■ What is required
Beneath this task is a listing. State how many of its lines include the string "median", giving nothing but the number.

■ Dataset rows about figures
============

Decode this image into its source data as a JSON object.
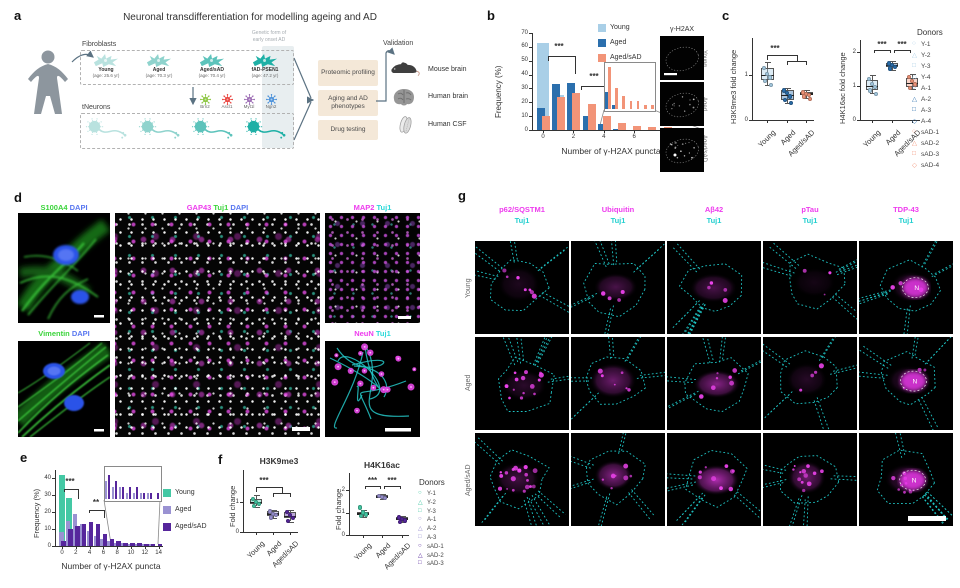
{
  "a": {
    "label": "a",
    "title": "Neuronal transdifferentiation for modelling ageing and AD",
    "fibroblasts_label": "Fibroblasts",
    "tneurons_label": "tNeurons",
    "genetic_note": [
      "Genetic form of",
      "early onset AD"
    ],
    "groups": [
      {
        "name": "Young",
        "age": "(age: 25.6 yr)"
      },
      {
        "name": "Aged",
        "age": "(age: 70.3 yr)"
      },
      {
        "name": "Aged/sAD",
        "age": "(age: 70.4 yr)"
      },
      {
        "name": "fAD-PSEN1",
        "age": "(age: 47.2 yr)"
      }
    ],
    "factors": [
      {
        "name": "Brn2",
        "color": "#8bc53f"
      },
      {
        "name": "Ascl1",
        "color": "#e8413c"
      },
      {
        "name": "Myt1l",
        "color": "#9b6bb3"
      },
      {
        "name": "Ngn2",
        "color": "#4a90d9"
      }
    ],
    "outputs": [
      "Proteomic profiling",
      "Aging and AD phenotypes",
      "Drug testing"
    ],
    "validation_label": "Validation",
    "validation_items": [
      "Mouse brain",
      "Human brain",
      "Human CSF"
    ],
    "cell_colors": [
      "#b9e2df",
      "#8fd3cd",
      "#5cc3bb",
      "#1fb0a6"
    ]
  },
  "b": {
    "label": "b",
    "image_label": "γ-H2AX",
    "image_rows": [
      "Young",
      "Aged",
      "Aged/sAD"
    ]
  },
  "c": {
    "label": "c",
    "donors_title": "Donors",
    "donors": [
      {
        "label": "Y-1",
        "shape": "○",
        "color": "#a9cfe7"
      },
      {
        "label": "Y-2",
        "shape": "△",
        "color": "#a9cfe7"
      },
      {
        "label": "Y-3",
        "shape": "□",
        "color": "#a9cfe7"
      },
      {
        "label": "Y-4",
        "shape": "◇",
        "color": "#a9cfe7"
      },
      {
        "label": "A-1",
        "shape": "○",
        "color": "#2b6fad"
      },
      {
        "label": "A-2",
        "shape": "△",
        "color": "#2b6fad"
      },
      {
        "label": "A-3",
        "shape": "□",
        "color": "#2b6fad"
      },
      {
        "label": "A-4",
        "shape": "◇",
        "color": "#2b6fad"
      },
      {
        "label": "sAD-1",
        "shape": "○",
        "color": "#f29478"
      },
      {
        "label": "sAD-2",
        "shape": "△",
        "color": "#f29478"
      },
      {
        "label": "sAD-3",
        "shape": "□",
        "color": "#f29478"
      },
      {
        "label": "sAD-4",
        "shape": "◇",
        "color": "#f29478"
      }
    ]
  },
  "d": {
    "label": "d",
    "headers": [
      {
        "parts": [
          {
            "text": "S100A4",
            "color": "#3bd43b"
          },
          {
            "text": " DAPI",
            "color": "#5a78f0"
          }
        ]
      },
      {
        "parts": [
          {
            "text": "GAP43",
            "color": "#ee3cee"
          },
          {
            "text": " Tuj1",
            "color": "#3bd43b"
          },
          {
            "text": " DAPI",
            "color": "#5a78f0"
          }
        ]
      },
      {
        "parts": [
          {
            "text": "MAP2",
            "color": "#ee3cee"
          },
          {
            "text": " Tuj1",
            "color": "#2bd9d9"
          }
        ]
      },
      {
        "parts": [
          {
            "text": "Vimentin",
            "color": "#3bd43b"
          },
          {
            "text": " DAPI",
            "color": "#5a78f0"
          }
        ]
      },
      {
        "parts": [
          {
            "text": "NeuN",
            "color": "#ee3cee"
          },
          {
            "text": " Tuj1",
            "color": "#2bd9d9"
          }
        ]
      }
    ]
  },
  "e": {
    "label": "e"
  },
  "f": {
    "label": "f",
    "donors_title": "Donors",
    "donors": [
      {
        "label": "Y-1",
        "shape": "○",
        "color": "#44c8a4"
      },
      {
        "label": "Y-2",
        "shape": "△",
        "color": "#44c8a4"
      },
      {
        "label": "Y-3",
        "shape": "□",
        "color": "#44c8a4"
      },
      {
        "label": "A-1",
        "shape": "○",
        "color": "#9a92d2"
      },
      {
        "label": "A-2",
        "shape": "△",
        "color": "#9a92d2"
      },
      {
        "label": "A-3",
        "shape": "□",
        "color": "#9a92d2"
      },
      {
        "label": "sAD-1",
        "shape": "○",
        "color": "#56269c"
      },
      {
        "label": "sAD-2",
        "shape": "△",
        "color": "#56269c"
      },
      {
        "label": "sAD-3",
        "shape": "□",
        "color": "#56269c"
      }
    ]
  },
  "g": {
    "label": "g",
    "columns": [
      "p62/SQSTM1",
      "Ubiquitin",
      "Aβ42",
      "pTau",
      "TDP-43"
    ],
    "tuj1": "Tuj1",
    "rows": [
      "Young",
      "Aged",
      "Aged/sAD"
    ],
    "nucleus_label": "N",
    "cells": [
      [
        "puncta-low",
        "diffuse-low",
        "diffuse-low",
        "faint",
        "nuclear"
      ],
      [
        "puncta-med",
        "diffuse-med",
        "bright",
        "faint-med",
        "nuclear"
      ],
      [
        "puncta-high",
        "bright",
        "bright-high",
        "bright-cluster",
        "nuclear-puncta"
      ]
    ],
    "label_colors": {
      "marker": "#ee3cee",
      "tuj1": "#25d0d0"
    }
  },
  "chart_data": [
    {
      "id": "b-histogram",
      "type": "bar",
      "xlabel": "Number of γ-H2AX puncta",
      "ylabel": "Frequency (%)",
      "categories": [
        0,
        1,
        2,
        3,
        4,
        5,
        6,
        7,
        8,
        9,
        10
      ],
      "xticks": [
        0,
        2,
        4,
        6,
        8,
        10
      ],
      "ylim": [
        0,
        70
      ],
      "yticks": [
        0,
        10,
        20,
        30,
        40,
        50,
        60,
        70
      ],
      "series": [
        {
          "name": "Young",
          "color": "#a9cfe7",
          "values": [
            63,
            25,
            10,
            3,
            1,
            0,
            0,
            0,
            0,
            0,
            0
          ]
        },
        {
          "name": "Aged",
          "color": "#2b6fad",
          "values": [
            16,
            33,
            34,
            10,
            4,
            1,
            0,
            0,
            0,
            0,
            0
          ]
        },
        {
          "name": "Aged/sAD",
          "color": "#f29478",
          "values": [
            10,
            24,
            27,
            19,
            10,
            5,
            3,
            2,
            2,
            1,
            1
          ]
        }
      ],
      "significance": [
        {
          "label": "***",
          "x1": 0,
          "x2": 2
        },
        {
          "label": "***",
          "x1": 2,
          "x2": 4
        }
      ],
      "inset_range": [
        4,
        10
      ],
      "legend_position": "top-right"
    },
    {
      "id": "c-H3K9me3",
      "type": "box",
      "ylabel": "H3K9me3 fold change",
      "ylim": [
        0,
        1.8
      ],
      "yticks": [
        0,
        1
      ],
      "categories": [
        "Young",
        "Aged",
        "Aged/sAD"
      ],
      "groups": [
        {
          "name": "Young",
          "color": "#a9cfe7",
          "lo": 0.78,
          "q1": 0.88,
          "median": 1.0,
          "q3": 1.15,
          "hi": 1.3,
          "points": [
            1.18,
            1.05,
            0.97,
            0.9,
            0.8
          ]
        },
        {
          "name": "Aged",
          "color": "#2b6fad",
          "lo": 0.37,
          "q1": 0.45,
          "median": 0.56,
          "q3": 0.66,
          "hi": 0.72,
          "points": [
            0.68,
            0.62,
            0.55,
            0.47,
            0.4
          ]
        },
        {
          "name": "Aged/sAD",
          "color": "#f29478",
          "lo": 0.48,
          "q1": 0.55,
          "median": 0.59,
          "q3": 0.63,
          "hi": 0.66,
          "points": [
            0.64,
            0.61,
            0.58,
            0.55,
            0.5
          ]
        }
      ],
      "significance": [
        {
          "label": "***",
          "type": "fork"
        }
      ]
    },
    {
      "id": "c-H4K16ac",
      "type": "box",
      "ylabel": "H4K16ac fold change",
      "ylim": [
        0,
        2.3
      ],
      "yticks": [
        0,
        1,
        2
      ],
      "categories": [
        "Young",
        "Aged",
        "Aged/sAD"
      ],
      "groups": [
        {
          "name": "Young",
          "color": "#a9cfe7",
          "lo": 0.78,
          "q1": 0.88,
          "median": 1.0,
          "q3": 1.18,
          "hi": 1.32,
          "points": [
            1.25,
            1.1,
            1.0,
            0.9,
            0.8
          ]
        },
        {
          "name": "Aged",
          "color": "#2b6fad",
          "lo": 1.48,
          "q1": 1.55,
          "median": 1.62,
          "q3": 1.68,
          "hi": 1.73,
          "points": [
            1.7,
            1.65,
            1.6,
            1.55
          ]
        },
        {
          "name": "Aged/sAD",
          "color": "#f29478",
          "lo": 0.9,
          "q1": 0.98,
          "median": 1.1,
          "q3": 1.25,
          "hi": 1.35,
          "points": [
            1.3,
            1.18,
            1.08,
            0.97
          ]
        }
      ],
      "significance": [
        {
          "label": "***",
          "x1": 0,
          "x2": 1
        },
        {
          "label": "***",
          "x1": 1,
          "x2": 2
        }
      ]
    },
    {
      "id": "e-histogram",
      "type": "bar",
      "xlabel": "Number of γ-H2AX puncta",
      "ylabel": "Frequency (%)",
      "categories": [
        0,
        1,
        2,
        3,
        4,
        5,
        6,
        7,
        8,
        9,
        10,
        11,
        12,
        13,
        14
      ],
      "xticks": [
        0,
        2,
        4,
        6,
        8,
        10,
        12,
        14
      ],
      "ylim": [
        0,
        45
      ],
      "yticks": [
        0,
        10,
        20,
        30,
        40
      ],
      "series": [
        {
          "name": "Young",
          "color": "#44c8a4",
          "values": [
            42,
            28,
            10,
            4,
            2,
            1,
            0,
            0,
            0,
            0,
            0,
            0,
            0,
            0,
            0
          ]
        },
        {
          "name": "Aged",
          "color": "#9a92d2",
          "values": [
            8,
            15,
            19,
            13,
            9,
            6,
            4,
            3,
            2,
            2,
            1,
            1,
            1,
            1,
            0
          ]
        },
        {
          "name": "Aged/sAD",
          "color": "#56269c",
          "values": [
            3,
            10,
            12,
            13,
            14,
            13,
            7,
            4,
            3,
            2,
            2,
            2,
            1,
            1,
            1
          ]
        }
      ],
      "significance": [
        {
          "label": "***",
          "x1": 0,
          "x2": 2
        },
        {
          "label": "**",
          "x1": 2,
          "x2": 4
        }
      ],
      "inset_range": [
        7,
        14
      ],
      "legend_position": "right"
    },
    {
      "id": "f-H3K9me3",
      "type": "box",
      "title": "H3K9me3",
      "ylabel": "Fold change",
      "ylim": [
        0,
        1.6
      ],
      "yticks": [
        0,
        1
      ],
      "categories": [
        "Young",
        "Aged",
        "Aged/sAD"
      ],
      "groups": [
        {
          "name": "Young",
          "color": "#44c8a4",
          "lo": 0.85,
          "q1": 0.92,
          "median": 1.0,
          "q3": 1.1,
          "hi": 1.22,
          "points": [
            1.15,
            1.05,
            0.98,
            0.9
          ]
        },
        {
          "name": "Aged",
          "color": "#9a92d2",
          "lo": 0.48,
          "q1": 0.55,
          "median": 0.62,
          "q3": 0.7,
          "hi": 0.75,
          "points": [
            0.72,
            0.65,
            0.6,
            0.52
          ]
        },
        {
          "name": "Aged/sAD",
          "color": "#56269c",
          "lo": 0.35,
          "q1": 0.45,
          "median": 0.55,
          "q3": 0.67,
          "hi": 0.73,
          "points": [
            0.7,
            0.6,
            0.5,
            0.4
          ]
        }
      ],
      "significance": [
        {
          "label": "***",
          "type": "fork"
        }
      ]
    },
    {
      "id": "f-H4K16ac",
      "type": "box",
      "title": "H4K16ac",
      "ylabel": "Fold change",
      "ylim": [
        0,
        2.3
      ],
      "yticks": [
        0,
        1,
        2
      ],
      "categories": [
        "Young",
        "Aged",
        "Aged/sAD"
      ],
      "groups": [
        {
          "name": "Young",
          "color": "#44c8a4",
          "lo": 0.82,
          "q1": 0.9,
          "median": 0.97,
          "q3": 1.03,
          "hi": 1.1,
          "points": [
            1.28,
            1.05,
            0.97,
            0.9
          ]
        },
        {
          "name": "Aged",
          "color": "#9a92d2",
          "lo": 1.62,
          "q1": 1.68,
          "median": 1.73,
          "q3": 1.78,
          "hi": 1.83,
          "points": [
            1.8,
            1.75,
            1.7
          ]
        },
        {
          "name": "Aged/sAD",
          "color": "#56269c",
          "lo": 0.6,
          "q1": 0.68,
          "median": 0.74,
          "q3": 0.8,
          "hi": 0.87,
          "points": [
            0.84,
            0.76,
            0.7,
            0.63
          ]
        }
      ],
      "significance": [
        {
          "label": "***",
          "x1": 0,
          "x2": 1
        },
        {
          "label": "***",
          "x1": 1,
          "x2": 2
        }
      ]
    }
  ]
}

============

■ Problem solution
12